▸ AVAILABLE RECORDS:
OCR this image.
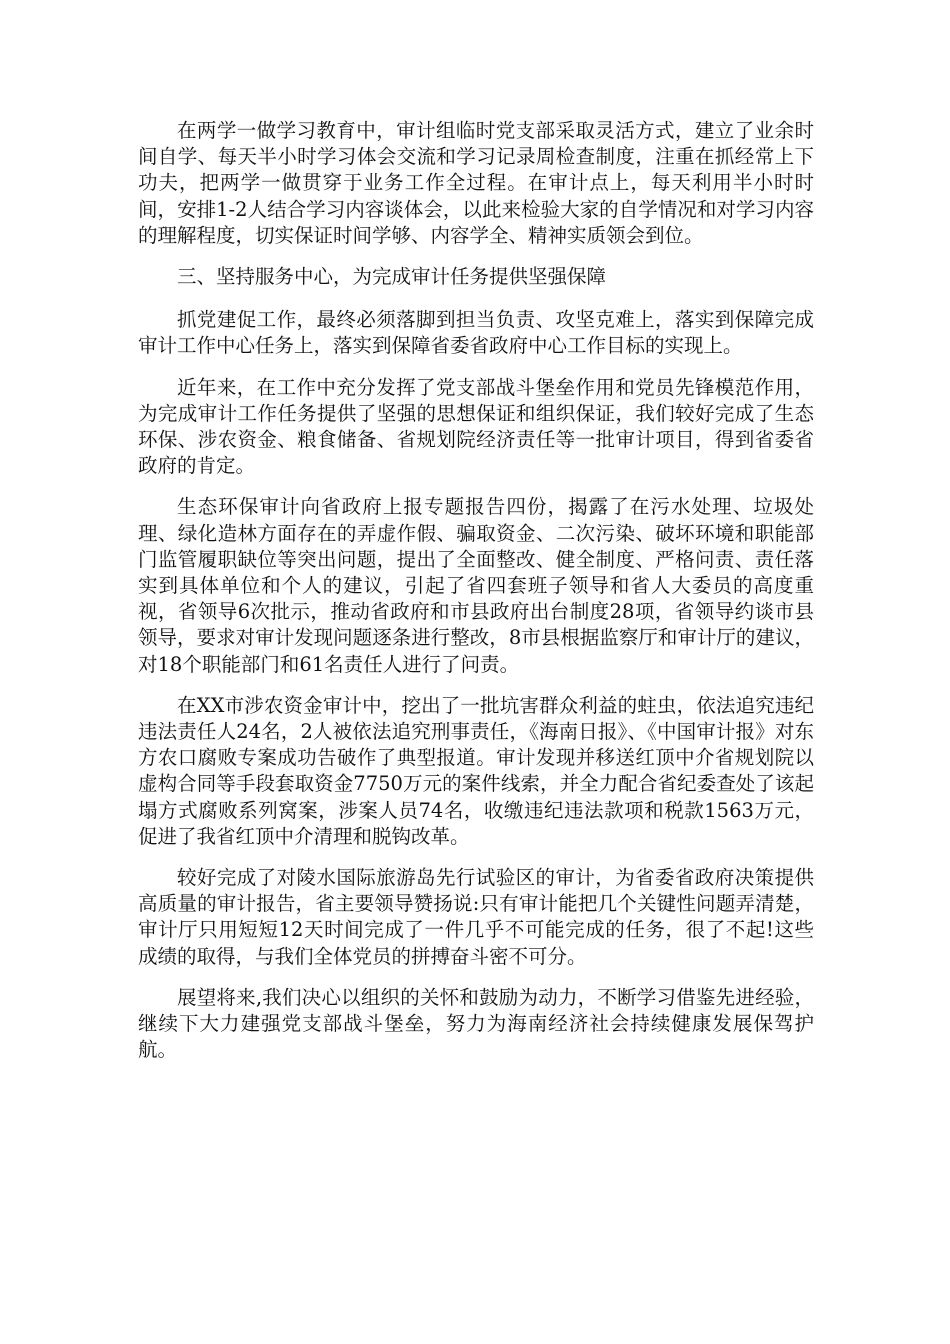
在两学一做学习教育中，审计组临时党支部采取灵活方式，建立了业余时间自学、每天半小时学习体会交流和学习记录周检查制度，注重在抓经常上下功夫，把两学一做贯穿于业务工作全过程。在审计点上，每天利用半小时时间，安排1-2人结合学习内容谈体会，以此来检验大家的自学情况和对学习内容的理解程度，切实保证时间学够、内容学全、精神实质领会到位。

三、坚持服务中心，为完成审计任务提供坚强保障

抓党建促工作，最终必须落脚到担当负责、攻坚克难上，落实到保障完成审计工作中心任务上，落实到保障省委省政府中心工作目标的实现上。

近年来，在工作中充分发挥了党支部战斗堡垒作用和党员先锋模范作用，为完成审计工作任务提供了坚强的思想保证和组织保证，我们较好完成了生态环保、涉农资金、粮食储备、省规划院经济责任等一批审计项目，得到省委省政府的肯定。

生态环保审计向省政府上报专题报告四份，揭露了在污水处理、垃圾处理、绿化造林方面存在的弄虚作假、骗取资金、二次污染、破坏环境和职能部门监管履职缺位等突出问题，提出了全面整改、健全制度、严格问责、责任落实到具体单位和个人的建议，引起了省四套班子领导和省人大委员的高度重视，省领导6次批示，推动省政府和市县政府出台制度28项，省领导约谈市县领导，要求对审计发现问题逐条进行整改，8市县根据监察厅和审计厅的建议，对18个职能部门和61名责任人进行了问责。

在XX市涉农资金审计中，挖出了一批坑害群众利益的蛀虫，依法追究违纪违法责任人24名，2人被依法追究刑事责任，《海南日报》、《中国审计报》对东方农口腐败专案成功告破作了典型报道。审计发现并移送红顶中介省规划院以虚构合同等手段套取资金7750万元的案件线索，并全力配合省纪委查处了该起塌方式腐败系列窝案，涉案人员74名，收缴违纪违法款项和税款1563万元，促进了我省红顶中介清理和脱钩改革。

较好完成了对陵水国际旅游岛先行试验区的审计，为省委省政府决策提供高质量的审计报告，省主要领导赞扬说:只有审计能把几个关键性问题弄清楚，审计厅只用短短12天时间完成了一件几乎不可能完成的任务，很了不起!这些成绩的取得，与我们全体党员的拼搏奋斗密不可分。

展望将来,我们决心以组织的关怀和鼓励为动力，不断学习借鉴先进经验，继续下大力建强党支部战斗堡垒，努力为海南经济社会持续健康发展保驾护航。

▸ CHALLENGE:
Each entry shown above must be quoted exactly, with its pictures left out.

▸ SOLUTION TO THIS EXERCISE:
OCR this image.
在两学一做学习教育中，审计组临时党支部采取灵活方式，建立了业余时间自学、每天半小时学习体会交流和学习记录周检查制度，注重在抓经常上下功夫，把两学一做贯穿于业务工作全过程。在审计点上，每天利用半小时时间，安排1-2人结合学习内容谈体会，以此来检验大家的自学情况和对学习内容的理解程度，切实保证时间学够、内容学全、精神实质领会到位。

三、坚持服务中心，为完成审计任务提供坚强保障

抓党建促工作，最终必须落脚到担当负责、攻坚克难上，落实到保障完成审计工作中心任务上，落实到保障省委省政府中心工作目标的实现上。

近年来，在工作中充分发挥了党支部战斗堡垒作用和党员先锋模范作用，为完成审计工作任务提供了坚强的思想保证和组织保证，我们较好完成了生态环保、涉农资金、粮食储备、省规划院经济责任等一批审计项目，得到省委省政府的肯定。

生态环保审计向省政府上报专题报告四份，揭露了在污水处理、垃圾处理、绿化造林方面存在的弄虚作假、骗取资金、二次污染、破坏环境和职能部门监管履职缺位等突出问题，提出了全面整改、健全制度、严格问责、责任落实到具体单位和个人的建议，引起了省四套班子领导和省人大委员的高度重视，省领导6次批示，推动省政府和市县政府出台制度28项，省领导约谈市县领导，要求对审计发现问题逐条进行整改，8市县根据监察厅和审计厅的建议，对18个职能部门和61名责任人进行了问责。

在XX市涉农资金审计中，挖出了一批坑害群众利益的蛀虫，依法追究违纪违法责任人24名，2人被依法追究刑事责任，《海南日报》、《中国审计报》对东方农口腐败专案成功告破作了典型报道。审计发现并移送红顶中介省规划院以虚构合同等手段套取资金7750万元的案件线索，并全力配合省纪委查处了该起塌方式腐败系列窝案，涉案人员74名，收缴违纪违法款项和税款1563万元，促进了我省红顶中介清理和脱钩改革。

较好完成了对陵水国际旅游岛先行试验区的审计，为省委省政府决策提供高质量的审计报告，省主要领导赞扬说:只有审计能把几个关键性问题弄清楚，审计厅只用短短12天时间完成了一件几乎不可能完成的任务，很了不起!这些成绩的取得，与我们全体党员的拼搏奋斗密不可分。

展望将来,我们决心以组织的关怀和鼓励为动力，不断学习借鉴先进经验，继续下大力建强党支部战斗堡垒，努力为海南经济社会持续健康发展保驾护航。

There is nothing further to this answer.